From the listing below, pick out each line with the word "Bonus".

*** The input

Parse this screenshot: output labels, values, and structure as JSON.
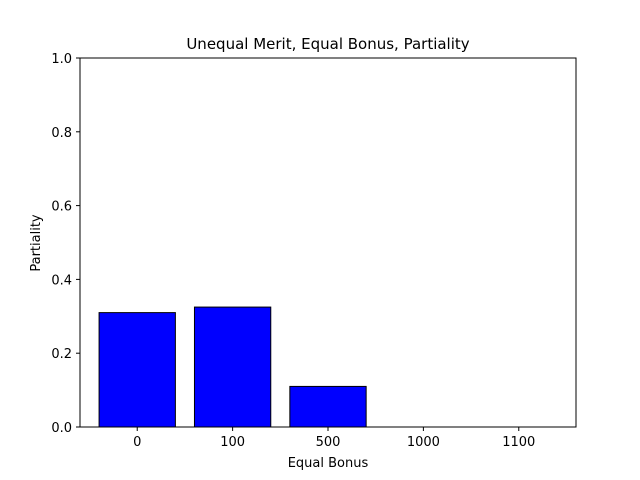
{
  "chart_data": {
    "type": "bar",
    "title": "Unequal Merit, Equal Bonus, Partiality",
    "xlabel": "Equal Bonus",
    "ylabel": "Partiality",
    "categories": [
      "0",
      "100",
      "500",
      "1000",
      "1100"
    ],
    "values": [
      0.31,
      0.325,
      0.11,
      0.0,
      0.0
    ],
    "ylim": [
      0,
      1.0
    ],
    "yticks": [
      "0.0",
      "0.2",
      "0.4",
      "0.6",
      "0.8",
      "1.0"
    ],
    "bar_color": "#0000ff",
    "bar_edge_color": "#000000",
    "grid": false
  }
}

******

▶ _Output of the exercise_
    "title": "Unequal Merit, Equal Bonus, Partiality",
    "xlabel": "Equal Bonus",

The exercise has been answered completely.